[The request]: Extract every line that includes the string "الله".

Some records:
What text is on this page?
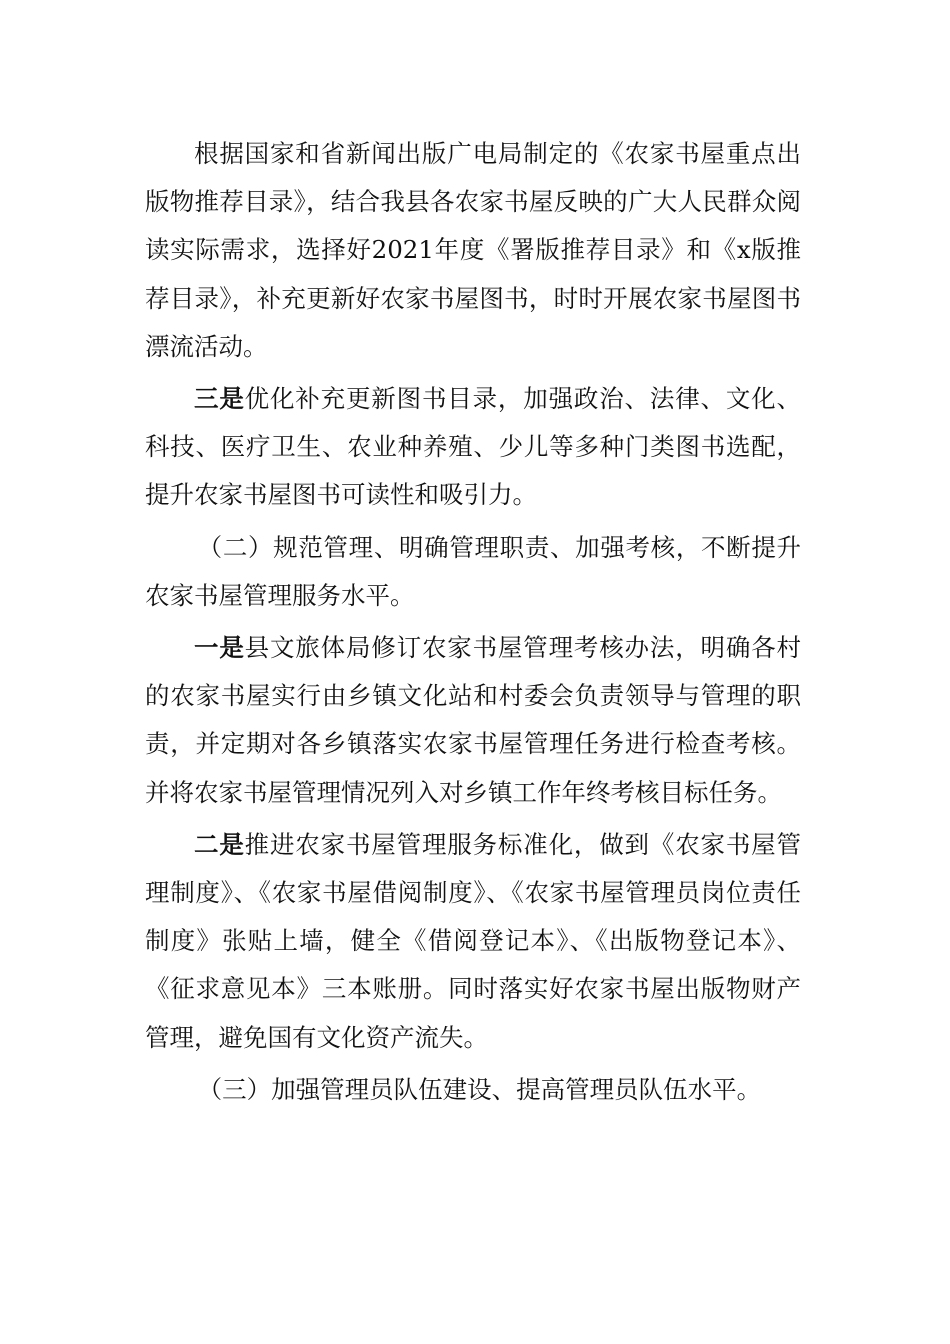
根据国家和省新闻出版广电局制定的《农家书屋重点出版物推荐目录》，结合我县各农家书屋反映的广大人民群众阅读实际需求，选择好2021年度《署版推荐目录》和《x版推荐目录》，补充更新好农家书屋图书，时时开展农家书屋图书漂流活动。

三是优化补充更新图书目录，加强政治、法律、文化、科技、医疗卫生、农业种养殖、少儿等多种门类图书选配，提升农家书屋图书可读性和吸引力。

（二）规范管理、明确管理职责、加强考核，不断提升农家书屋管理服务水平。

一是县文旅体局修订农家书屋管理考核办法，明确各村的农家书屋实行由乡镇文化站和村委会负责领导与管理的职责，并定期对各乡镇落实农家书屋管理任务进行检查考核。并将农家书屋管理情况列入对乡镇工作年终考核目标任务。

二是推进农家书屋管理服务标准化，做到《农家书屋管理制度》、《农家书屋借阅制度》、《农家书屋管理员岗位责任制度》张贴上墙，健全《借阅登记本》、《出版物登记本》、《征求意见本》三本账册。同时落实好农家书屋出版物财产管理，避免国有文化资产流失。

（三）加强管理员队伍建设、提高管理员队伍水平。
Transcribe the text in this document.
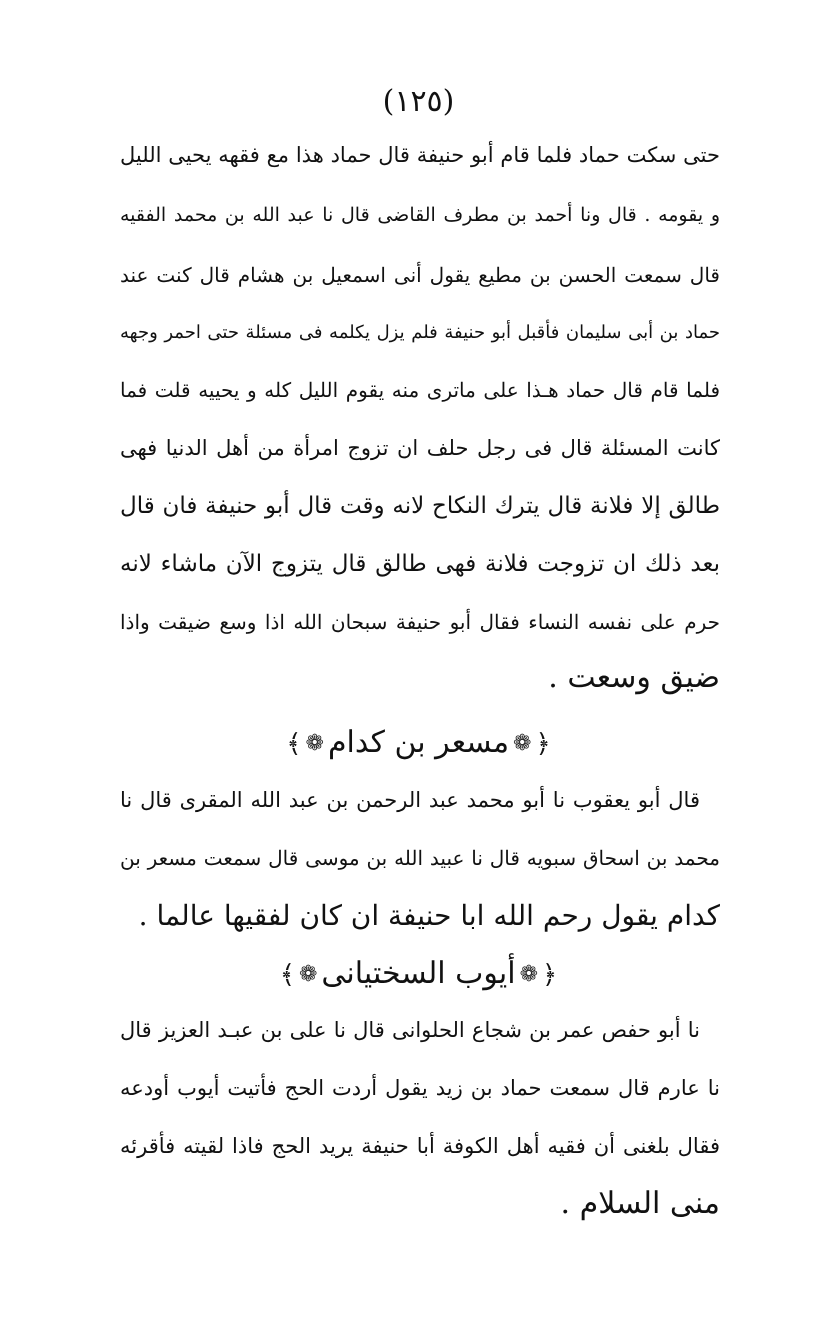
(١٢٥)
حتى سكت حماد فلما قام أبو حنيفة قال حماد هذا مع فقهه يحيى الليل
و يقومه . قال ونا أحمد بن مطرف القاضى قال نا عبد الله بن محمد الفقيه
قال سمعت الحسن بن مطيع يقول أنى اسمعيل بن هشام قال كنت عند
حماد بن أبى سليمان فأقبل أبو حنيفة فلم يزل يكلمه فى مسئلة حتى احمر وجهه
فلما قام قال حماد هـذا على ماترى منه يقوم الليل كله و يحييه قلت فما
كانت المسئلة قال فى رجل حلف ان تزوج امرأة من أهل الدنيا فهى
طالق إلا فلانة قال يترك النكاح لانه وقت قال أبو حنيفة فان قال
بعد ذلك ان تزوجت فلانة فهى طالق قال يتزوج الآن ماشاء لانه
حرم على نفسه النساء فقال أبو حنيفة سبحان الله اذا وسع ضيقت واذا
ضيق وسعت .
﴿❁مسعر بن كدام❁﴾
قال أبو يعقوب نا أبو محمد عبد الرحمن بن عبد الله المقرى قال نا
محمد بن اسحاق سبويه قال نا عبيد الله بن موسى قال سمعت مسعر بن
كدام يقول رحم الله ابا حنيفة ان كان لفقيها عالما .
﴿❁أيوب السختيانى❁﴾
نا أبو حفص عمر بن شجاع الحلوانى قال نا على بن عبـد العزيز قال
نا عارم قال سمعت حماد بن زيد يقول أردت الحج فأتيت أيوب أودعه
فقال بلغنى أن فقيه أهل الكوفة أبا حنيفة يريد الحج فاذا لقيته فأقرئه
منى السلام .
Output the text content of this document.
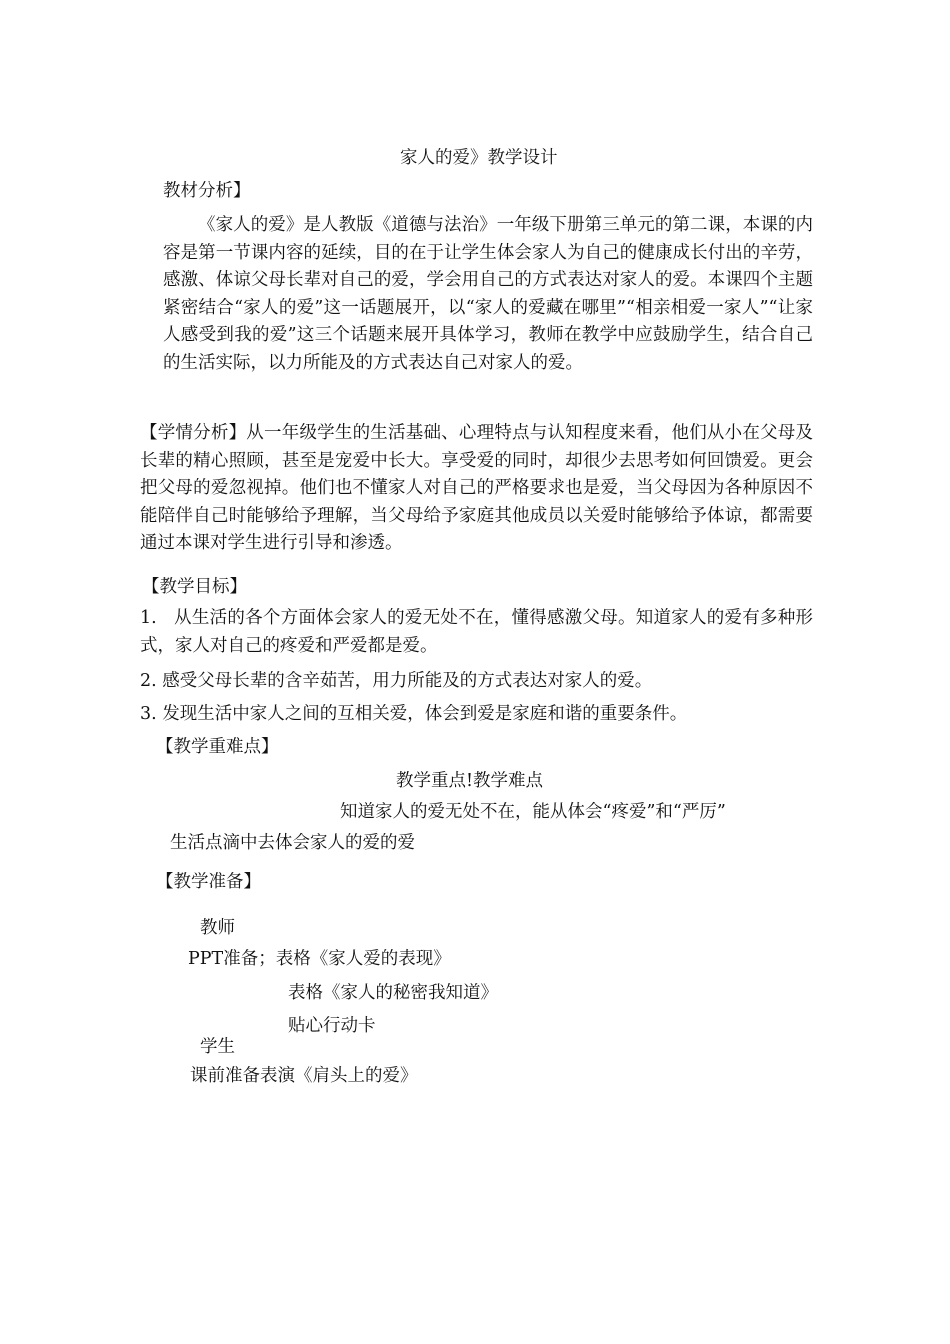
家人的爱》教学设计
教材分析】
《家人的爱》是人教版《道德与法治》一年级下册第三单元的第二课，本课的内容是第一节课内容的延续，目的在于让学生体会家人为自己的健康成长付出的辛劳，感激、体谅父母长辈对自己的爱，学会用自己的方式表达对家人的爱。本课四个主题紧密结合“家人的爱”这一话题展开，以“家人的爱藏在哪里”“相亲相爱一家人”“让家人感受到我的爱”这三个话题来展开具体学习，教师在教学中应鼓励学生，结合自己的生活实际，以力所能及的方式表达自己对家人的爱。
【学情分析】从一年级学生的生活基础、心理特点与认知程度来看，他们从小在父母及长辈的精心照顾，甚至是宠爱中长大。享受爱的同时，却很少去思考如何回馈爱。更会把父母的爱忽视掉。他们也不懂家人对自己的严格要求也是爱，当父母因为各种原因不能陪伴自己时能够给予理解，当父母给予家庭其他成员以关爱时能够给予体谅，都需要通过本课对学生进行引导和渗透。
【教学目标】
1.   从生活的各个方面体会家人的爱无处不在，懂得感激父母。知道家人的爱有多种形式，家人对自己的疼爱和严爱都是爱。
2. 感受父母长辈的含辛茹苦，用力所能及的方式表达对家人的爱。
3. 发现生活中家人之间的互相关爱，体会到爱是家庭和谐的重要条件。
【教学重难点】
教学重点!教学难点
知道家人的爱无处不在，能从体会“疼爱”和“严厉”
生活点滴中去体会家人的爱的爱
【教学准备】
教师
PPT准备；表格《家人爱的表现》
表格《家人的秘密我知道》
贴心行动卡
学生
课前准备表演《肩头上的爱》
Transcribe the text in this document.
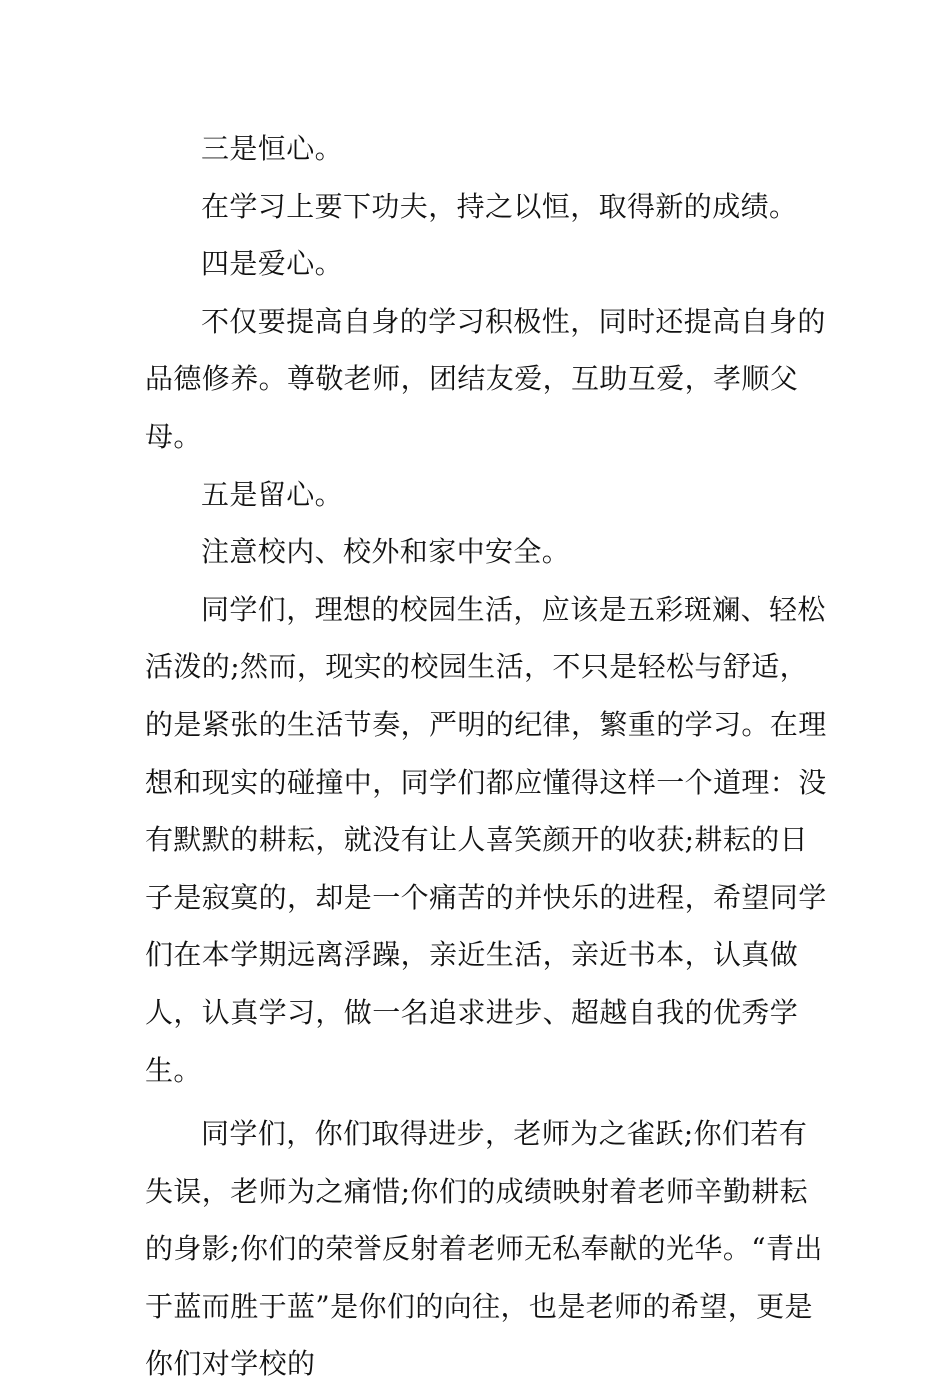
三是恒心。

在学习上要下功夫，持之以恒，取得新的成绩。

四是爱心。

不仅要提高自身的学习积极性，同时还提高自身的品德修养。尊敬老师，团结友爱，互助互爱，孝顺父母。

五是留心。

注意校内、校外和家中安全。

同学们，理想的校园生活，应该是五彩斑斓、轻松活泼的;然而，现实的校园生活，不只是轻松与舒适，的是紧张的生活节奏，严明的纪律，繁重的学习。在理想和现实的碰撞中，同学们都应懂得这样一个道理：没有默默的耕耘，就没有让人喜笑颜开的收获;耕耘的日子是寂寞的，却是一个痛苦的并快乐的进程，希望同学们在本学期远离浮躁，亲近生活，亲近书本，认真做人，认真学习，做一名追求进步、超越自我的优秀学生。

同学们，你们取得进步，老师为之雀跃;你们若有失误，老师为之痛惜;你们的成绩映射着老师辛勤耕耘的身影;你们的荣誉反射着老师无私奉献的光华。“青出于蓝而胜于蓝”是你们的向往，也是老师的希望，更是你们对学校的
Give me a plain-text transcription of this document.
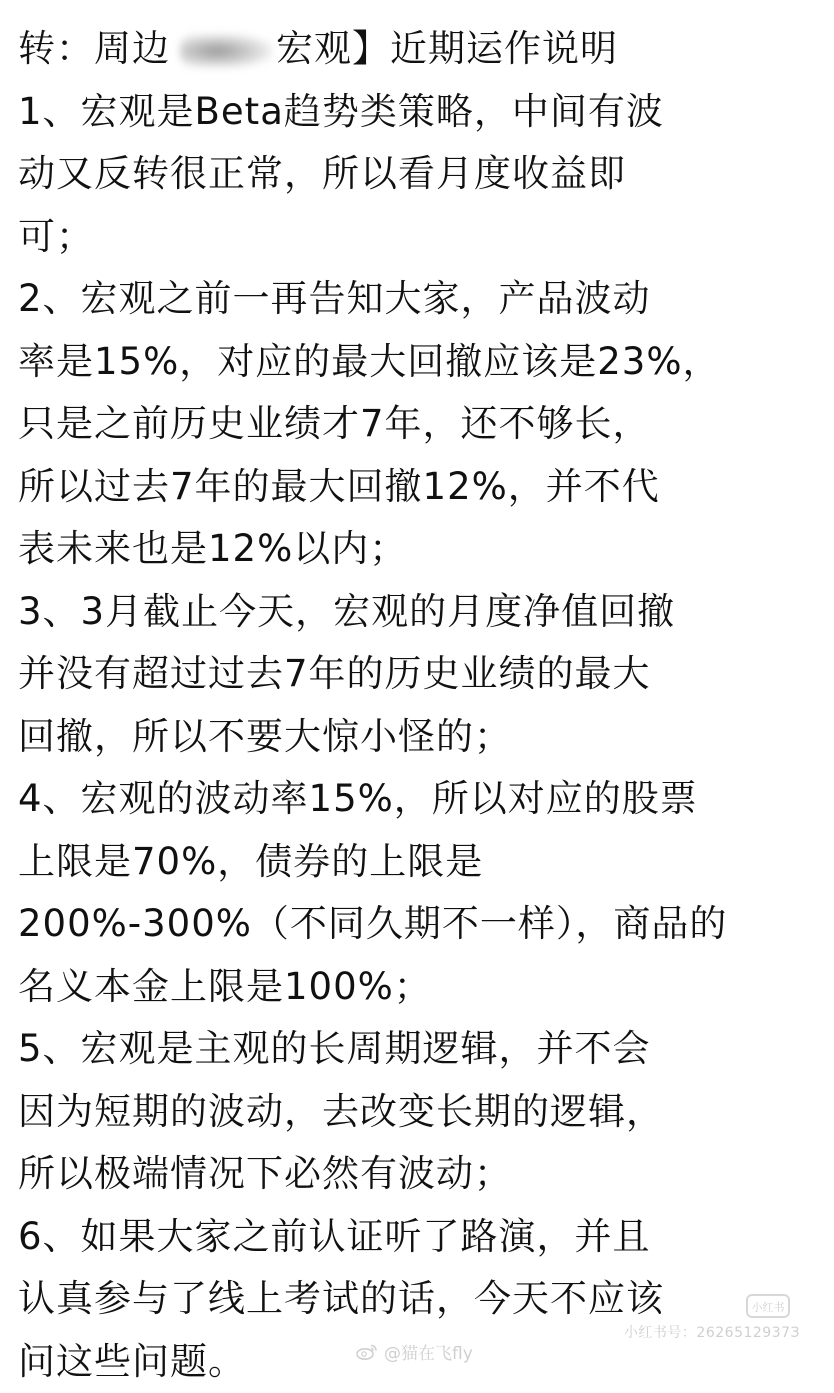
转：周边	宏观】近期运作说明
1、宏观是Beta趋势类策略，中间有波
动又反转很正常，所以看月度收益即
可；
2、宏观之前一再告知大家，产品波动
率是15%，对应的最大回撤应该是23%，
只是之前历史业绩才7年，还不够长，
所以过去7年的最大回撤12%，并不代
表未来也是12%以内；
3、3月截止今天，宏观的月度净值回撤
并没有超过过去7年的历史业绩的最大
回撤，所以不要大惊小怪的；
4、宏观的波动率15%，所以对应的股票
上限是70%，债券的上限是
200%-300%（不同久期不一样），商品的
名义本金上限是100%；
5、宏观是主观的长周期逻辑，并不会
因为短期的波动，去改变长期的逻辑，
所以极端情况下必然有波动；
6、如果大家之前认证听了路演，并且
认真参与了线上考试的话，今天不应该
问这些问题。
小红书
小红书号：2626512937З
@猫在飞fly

[Result for this task]:
و يقومه . قال ونا أحمد بن مطرف القاضى قال نا عبد الله بن محمد الفقيه
حرم على نفسه النساء فقال أبو حنيفة سبحان الله اذا وسع ضيقت واذا
قال أبو يعقوب نا أبو محمد عبد الرحمن بن عبد الله المقرى قال نا
محمد بن اسحاق سبويه قال نا عبيد الله بن موسى قال سمعت مسعر بن
كدام يقول رحم الله ابا حنيفة ان كان لفقيها عالما .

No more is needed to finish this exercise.